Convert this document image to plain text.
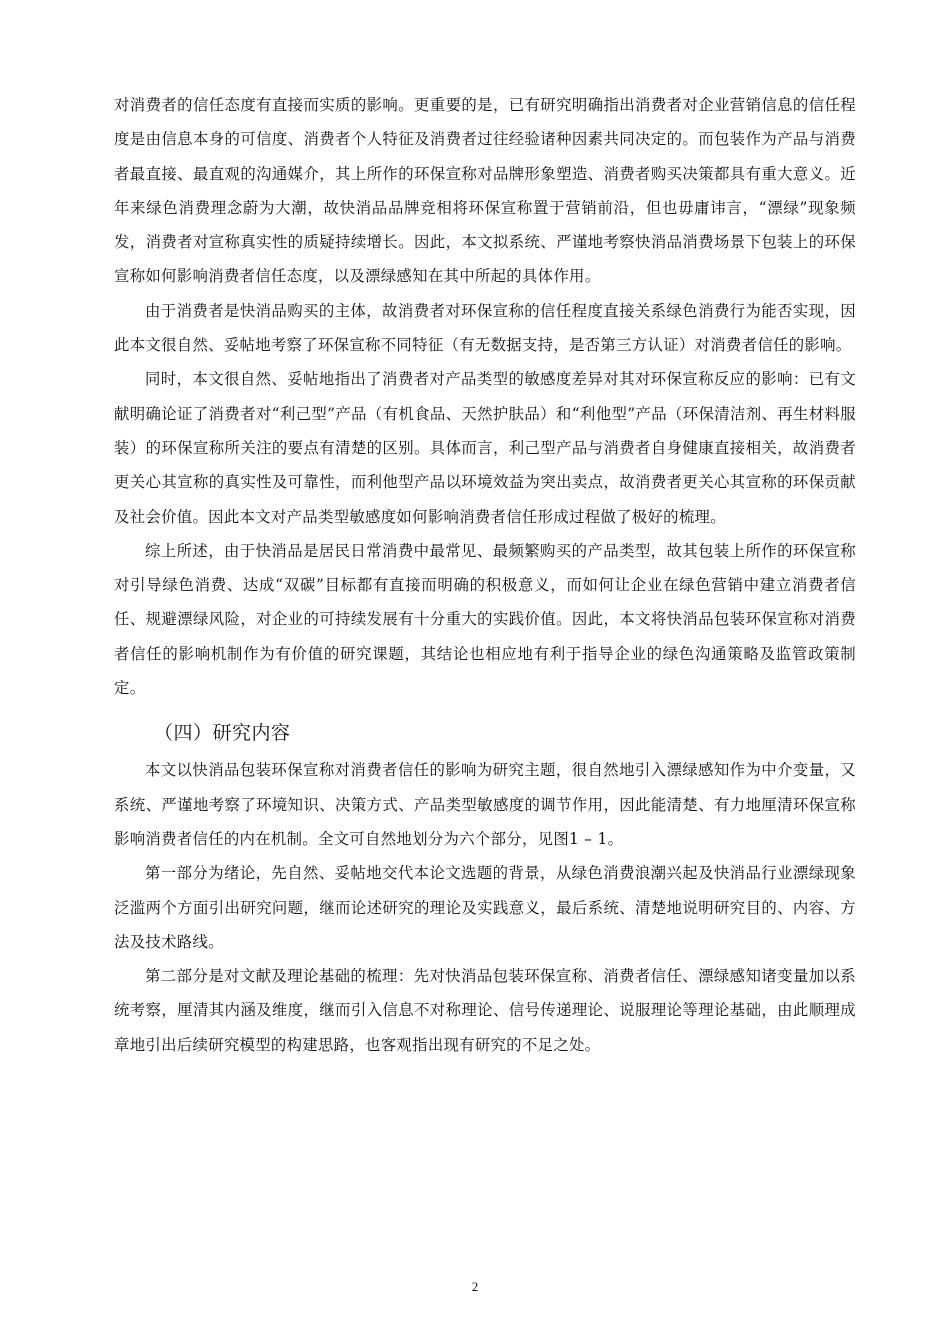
对消费者的信任态度有直接而实质的影响。更重要的是，已有研究明确指出消费者对企业营销信息的信任程度是由信息本身的可信度、消费者个人特征及消费者过往经验诸种因素共同决定的。而包装作为产品与消费者最直接、最直观的沟通媒介，其上所作的环保宣称对品牌形象塑造、消费者购买决策都具有重大意义。近年来绿色消费理念蔚为大潮，故快消品品牌竞相将环保宣称置于营销前沿，但也毋庸讳言，“漂绿”现象频发，消费者对宣称真实性的质疑持续增长。因此，本文拟系统、严谨地考察快消品消费场景下包装上的环保宣称如何影响消费者信任态度，以及漂绿感知在其中所起的具体作用。

由于消费者是快消品购买的主体，故消费者对环保宣称的信任程度直接关系绿色消费行为能否实现，因此本文很自然、妥帖地考察了环保宣称不同特征（有无数据支持，是否第三方认证）对消费者信任的影响。

同时，本文很自然、妥帖地指出了消费者对产品类型的敏感度差异对其对环保宣称反应的影响：已有文献明确论证了消费者对“利己型”产品（有机食品、天然护肤品）和“利他型”产品（环保清洁剂、再生材料服装）的环保宣称所关注的要点有清楚的区别。具体而言，利己型产品与消费者自身健康直接相关，故消费者更关心其宣称的真实性及可靠性，而利他型产品以环境效益为突出卖点，故消费者更关心其宣称的环保贡献及社会价值。因此本文对产品类型敏感度如何影响消费者信任形成过程做了极好的梳理。

综上所述，由于快消品是居民日常消费中最常见、最频繁购买的产品类型，故其包装上所作的环保宣称对引导绿色消费、达成“双碳”目标都有直接而明确的积极意义，而如何让企业在绿色营销中建立消费者信任、规避漂绿风险，对企业的可持续发展有十分重大的实践价值。因此，本文将快消品包装环保宣称对消费者信任的影响机制作为有价值的研究课题，其结论也相应地有利于指导企业的绿色沟通策略及监管政策制定。

（四）研究内容

本文以快消品包装环保宣称对消费者信任的影响为研究主题，很自然地引入漂绿感知作为中介变量，又系统、严谨地考察了环境知识、决策方式、产品类型敏感度的调节作用，因此能清楚、有力地厘清环保宣称影响消费者信任的内在机制。全文可自然地划分为六个部分，见图1 – 1。

第一部分为绪论，先自然、妥帖地交代本论文选题的背景，从绿色消费浪潮兴起及快消品行业漂绿现象泛滥两个方面引出研究问题，继而论述研究的理论及实践意义，最后系统、清楚地说明研究目的、内容、方法及技术路线。

第二部分是对文献及理论基础的梳理：先对快消品包装环保宣称、消费者信任、漂绿感知诸变量加以系统考察，厘清其内涵及维度，继而引入信息不对称理论、信号传递理论、说服理论等理论基础，由此顺理成章地引出后续研究模型的构建思路，也客观指出现有研究的不足之处。

2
:::::
*WHAT THIS TASK INVOLVES*
Make a verbatim copy of all the entries and strip out the pictures.

*OUTPUT BELOW*
Convert this document image to plain text.
对消费者的信任态度有直接而实质的影响。更重要的是，已有研究明确指出消费者对企业营销信息的信任程度是由信息本身的可信度、消费者个人特征及消费者过往经验诸种因素共同决定的。而包装作为产品与消费者最直接、最直观的沟通媒介，其上所作的环保宣称对品牌形象塑造、消费者购买决策都具有重大意义。近年来绿色消费理念蔚为大潮，故快消品品牌竞相将环保宣称置于营销前沿，但也毋庸讳言，“漂绿”现象频发，消费者对宣称真实性的质疑持续增长。因此，本文拟系统、严谨地考察快消品消费场景下包装上的环保宣称如何影响消费者信任态度，以及漂绿感知在其中所起的具体作用。

由于消费者是快消品购买的主体，故消费者对环保宣称的信任程度直接关系绿色消费行为能否实现，因此本文很自然、妥帖地考察了环保宣称不同特征（有无数据支持，是否第三方认证）对消费者信任的影响。

同时，本文很自然、妥帖地指出了消费者对产品类型的敏感度差异对其对环保宣称反应的影响：已有文献明确论证了消费者对“利己型”产品（有机食品、天然护肤品）和“利他型”产品（环保清洁剂、再生材料服装）的环保宣称所关注的要点有清楚的区别。具体而言，利己型产品与消费者自身健康直接相关，故消费者更关心其宣称的真实性及可靠性，而利他型产品以环境效益为突出卖点，故消费者更关心其宣称的环保贡献及社会价值。因此本文对产品类型敏感度如何影响消费者信任形成过程做了极好的梳理。

综上所述，由于快消品是居民日常消费中最常见、最频繁购买的产品类型，故其包装上所作的环保宣称对引导绿色消费、达成“双碳”目标都有直接而明确的积极意义，而如何让企业在绿色营销中建立消费者信任、规避漂绿风险，对企业的可持续发展有十分重大的实践价值。因此，本文将快消品包装环保宣称对消费者信任的影响机制作为有价值的研究课题，其结论也相应地有利于指导企业的绿色沟通策略及监管政策制定。

（四）研究内容

本文以快消品包装环保宣称对消费者信任的影响为研究主题，很自然地引入漂绿感知作为中介变量，又系统、严谨地考察了环境知识、决策方式、产品类型敏感度的调节作用，因此能清楚、有力地厘清环保宣称影响消费者信任的内在机制。全文可自然地划分为六个部分，见图1 – 1。

第一部分为绪论，先自然、妥帖地交代本论文选题的背景，从绿色消费浪潮兴起及快消品行业漂绿现象泛滥两个方面引出研究问题，继而论述研究的理论及实践意义，最后系统、清楚地说明研究目的、内容、方法及技术路线。

第二部分是对文献及理论基础的梳理：先对快消品包装环保宣称、消费者信任、漂绿感知诸变量加以系统考察，厘清其内涵及维度，继而引入信息不对称理论、信号传递理论、说服理论等理论基础，由此顺理成章地引出后续研究模型的构建思路，也客观指出现有研究的不足之处。

2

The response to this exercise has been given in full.